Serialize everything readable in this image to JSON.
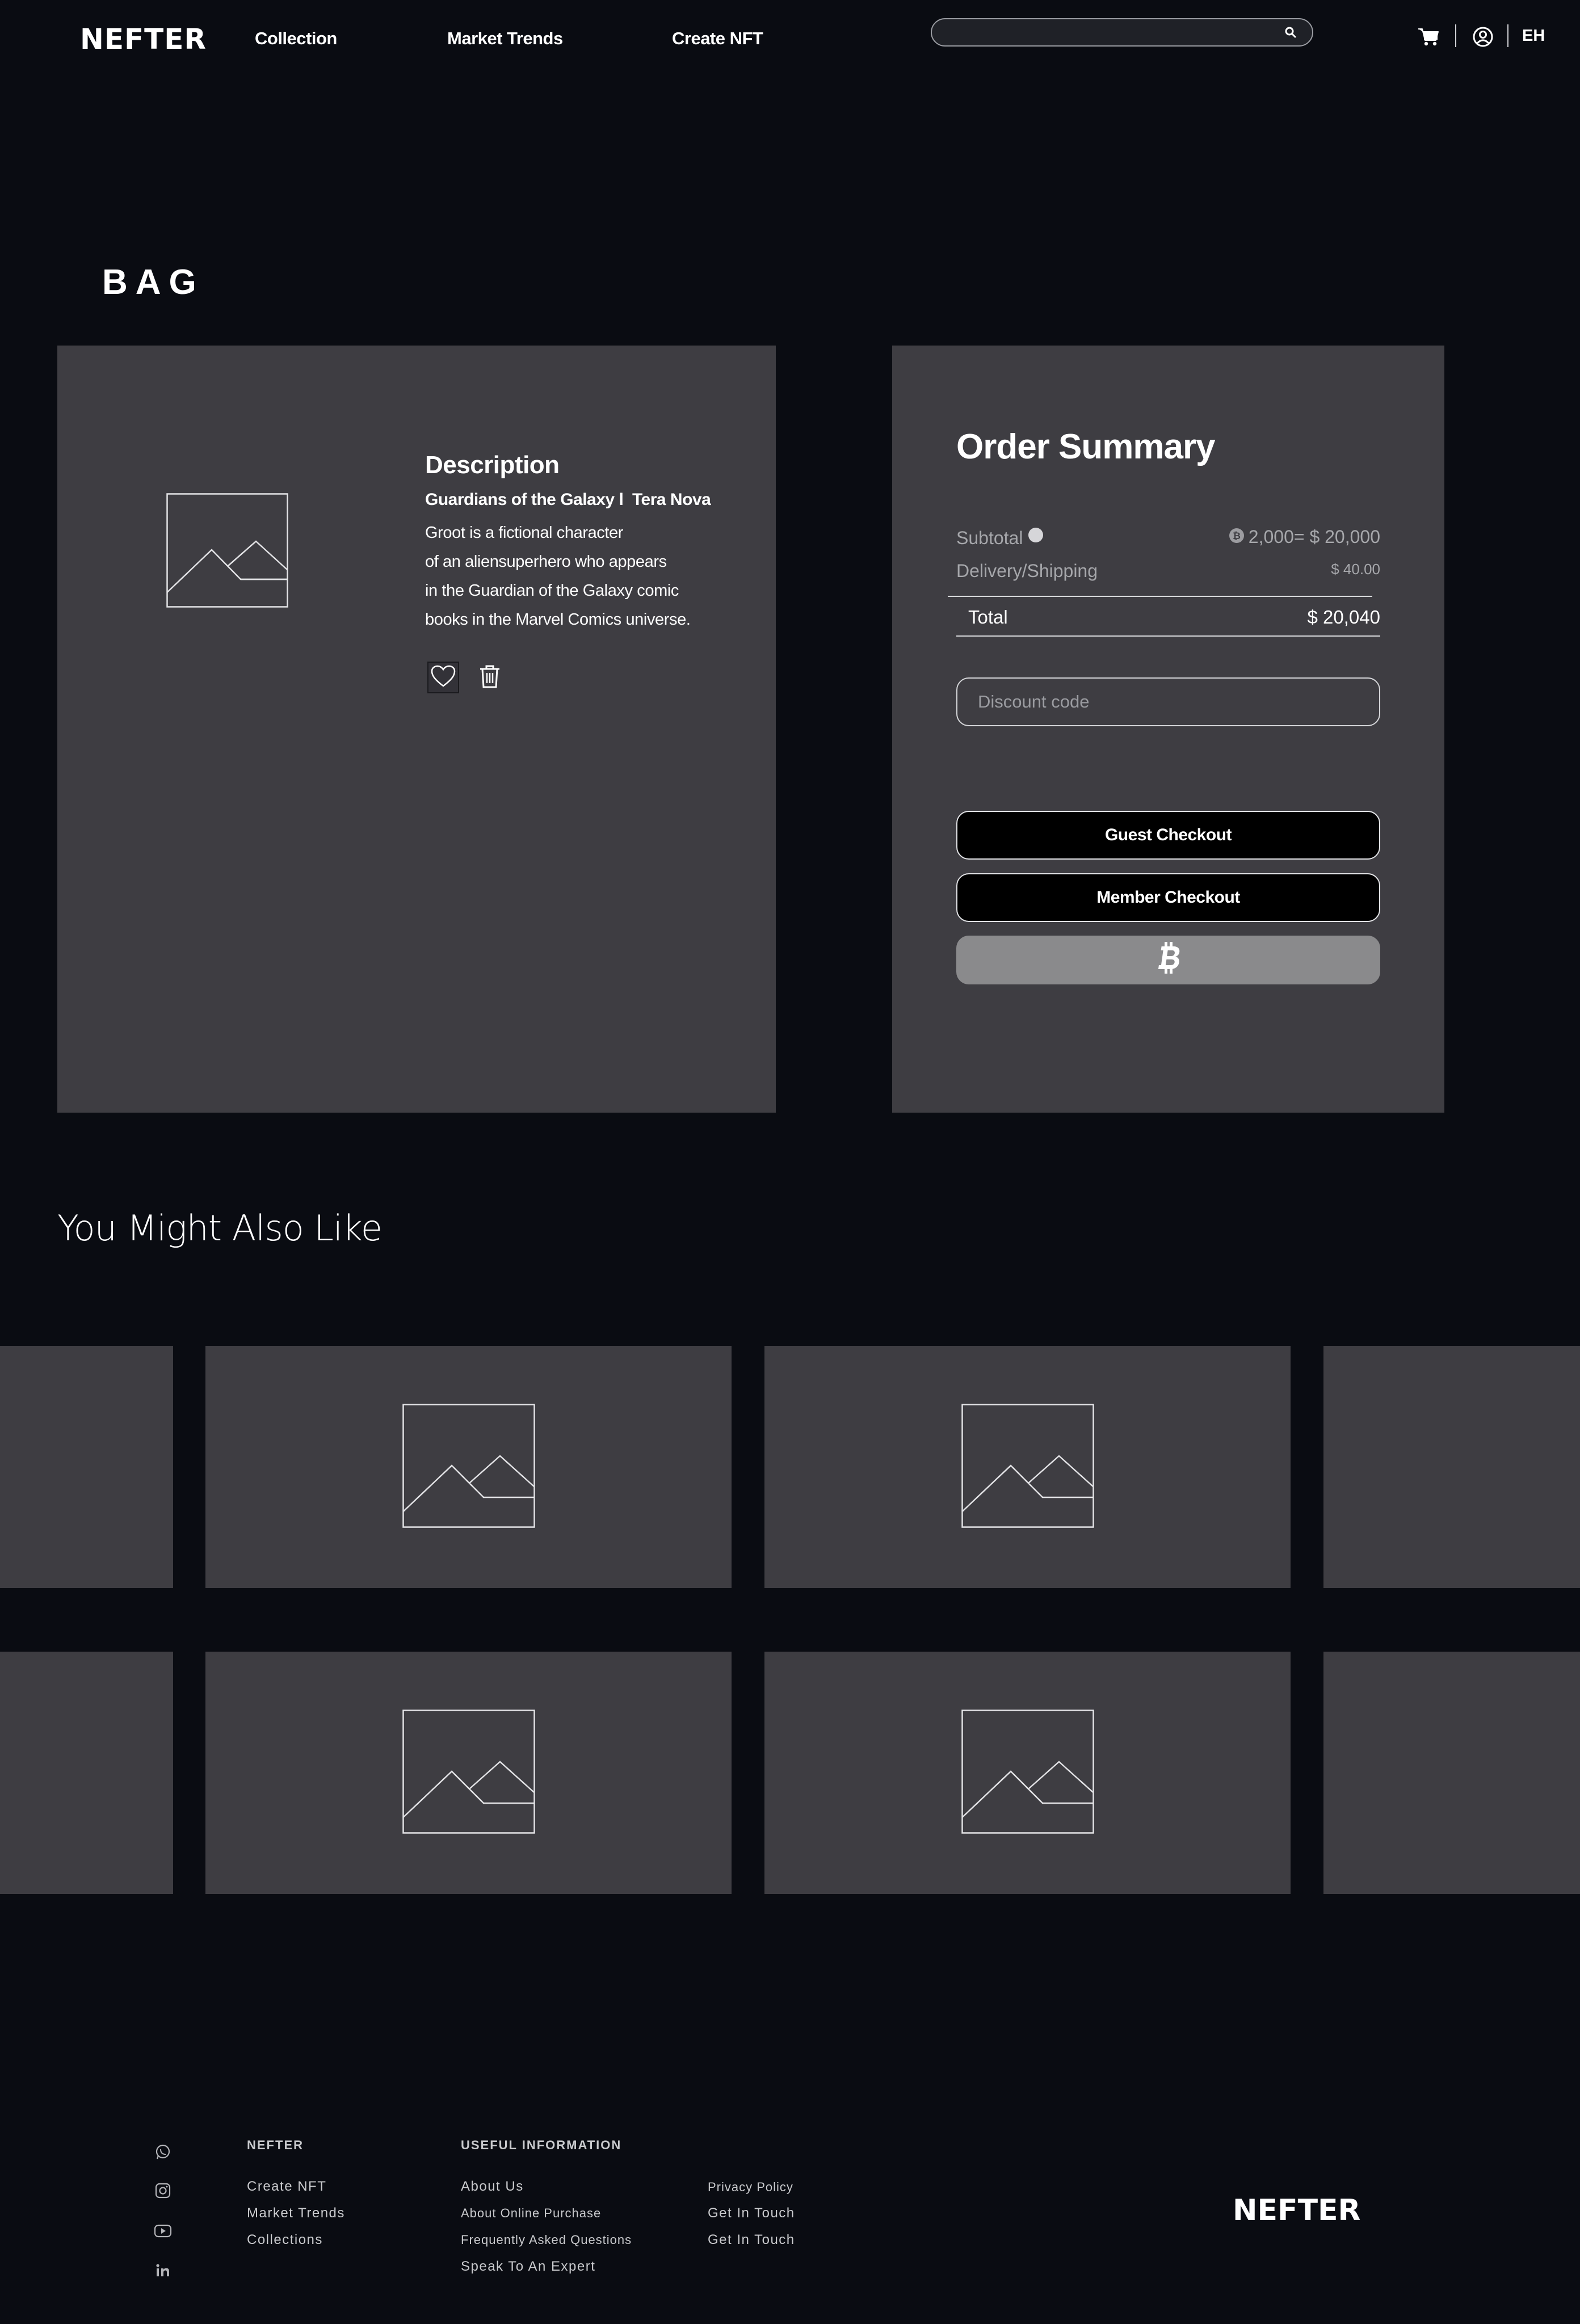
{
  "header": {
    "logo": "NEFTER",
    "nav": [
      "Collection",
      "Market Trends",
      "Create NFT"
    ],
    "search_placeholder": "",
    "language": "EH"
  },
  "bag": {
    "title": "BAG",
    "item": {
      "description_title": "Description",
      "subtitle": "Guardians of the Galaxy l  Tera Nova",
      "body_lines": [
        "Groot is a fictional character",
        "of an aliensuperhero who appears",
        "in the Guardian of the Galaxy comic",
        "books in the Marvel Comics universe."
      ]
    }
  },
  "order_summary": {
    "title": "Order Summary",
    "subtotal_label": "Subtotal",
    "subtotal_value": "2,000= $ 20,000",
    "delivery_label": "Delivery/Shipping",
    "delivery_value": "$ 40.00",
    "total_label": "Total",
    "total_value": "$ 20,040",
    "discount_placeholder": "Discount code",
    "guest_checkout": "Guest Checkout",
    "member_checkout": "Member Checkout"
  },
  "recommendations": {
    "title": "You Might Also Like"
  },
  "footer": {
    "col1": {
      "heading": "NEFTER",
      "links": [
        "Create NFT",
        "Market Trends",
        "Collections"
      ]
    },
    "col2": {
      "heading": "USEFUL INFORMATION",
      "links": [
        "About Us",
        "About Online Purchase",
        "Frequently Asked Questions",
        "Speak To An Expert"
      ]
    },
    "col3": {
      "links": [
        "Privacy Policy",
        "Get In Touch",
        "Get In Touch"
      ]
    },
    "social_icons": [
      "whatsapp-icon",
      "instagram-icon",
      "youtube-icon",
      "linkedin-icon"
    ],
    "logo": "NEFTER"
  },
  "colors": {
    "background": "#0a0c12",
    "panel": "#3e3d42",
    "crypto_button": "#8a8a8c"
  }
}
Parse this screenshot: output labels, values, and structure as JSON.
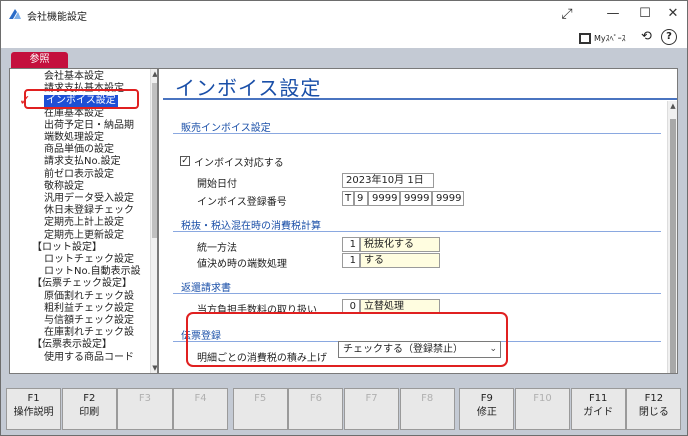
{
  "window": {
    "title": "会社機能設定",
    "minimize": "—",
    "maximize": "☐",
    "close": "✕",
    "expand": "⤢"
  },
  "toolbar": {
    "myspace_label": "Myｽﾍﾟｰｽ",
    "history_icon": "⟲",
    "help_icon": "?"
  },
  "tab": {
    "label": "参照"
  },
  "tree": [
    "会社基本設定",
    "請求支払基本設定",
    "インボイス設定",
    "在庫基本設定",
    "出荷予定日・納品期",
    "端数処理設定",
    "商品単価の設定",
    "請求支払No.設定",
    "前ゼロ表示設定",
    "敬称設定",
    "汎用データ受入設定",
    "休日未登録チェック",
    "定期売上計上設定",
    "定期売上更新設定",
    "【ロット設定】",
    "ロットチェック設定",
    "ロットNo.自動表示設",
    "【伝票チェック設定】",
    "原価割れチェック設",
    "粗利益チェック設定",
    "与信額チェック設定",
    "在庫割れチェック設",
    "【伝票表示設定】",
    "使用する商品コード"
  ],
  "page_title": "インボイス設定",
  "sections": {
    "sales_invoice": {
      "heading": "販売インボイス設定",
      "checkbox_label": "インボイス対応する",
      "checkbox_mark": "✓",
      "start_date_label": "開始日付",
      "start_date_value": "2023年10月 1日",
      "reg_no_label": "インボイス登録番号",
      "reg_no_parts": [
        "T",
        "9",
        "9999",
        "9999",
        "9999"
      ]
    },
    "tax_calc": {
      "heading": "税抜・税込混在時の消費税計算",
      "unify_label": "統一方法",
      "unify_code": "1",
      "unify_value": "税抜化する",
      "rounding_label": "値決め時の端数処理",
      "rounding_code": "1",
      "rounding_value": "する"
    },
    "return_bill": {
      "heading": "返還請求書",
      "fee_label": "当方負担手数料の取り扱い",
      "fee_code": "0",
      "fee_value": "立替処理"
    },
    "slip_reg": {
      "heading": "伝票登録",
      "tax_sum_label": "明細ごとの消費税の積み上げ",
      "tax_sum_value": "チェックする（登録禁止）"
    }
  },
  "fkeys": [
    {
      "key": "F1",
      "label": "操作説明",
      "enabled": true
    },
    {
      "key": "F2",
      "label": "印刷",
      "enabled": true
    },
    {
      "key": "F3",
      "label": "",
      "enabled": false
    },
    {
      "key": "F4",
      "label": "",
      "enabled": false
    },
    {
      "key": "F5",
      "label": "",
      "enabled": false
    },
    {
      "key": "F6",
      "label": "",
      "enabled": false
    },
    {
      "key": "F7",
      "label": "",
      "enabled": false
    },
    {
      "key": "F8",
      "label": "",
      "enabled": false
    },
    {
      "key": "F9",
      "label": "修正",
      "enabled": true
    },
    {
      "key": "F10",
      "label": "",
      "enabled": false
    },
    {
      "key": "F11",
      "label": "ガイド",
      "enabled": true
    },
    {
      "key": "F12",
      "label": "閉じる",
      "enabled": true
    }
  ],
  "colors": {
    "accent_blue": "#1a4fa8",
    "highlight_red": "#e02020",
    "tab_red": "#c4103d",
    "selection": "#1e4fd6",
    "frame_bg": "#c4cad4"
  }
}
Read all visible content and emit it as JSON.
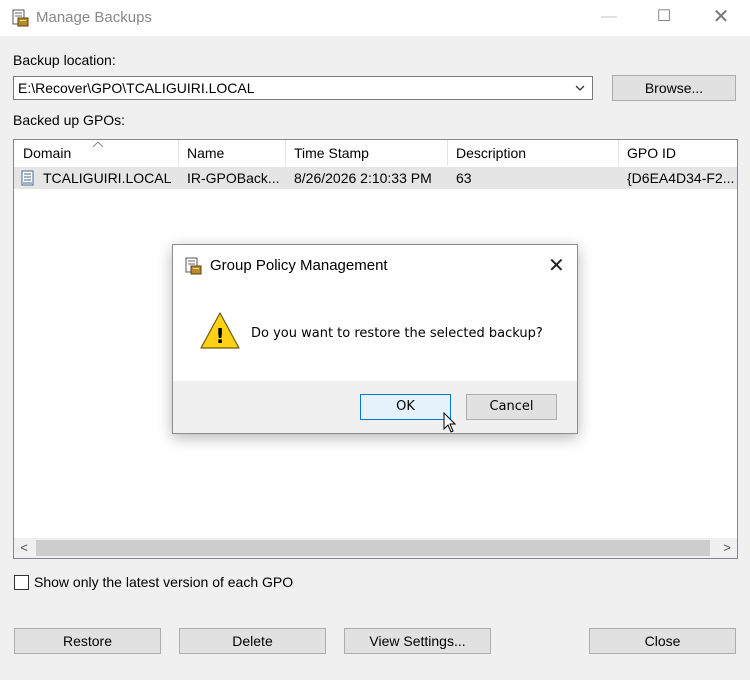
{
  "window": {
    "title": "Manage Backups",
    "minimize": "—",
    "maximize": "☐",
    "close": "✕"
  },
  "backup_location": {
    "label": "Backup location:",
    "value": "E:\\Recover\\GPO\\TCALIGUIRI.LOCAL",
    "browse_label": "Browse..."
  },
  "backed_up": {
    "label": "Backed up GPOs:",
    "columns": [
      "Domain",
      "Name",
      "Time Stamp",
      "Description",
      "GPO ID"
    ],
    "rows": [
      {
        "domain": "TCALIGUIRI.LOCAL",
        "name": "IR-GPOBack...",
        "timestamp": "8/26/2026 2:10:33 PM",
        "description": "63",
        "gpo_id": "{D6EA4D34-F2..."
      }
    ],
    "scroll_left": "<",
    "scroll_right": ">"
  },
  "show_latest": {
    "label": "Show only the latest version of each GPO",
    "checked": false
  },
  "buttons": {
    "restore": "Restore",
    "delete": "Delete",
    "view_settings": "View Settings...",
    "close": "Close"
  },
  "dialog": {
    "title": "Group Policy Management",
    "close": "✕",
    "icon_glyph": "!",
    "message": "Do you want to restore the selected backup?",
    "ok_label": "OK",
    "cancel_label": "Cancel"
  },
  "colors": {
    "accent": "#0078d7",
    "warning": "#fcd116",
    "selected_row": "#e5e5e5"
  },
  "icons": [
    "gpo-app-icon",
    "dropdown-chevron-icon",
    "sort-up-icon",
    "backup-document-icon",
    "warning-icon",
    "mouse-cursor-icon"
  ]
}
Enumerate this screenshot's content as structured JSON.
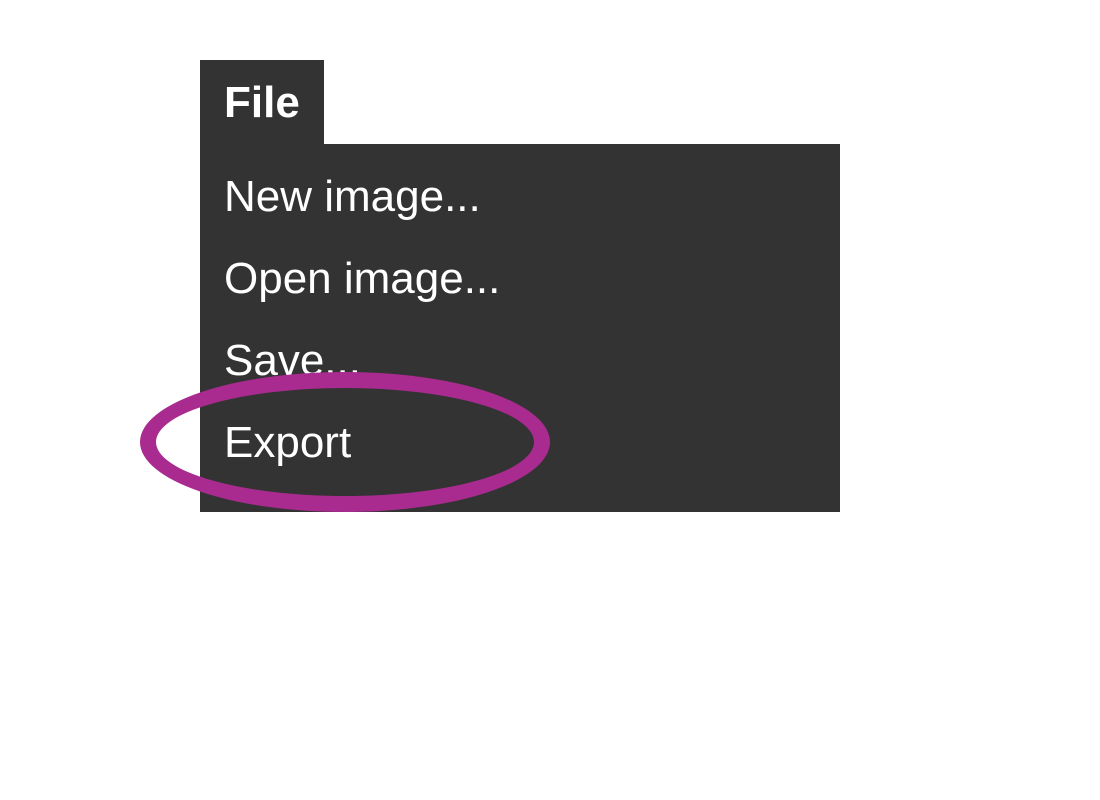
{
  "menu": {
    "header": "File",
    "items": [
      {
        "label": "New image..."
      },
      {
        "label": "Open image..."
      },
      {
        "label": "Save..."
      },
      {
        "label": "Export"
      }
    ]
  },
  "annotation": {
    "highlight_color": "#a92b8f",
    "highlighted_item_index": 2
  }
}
-------------------------
■ **Short problem**
Here the job is to quote the lines from the one with "Enumerate this screenshot's" through the end of the material, both included, exactly; please skip the pictures.

■ **Result for this exercise**
Enumerate this screenshot's content as structured JSON.
{
  "menu": {
    "header": "File",
    "items": [
      {
        "label": "New image..."
      },
      {
        "label": "Open image..."
      },
      {
        "label": "Save..."
      },
      {
        "label": "Export"
      }
    ]
  },
  "annotation": {
    "highlight_color": "#a92b8f",
    "highlighted_item_index": 2
  }
}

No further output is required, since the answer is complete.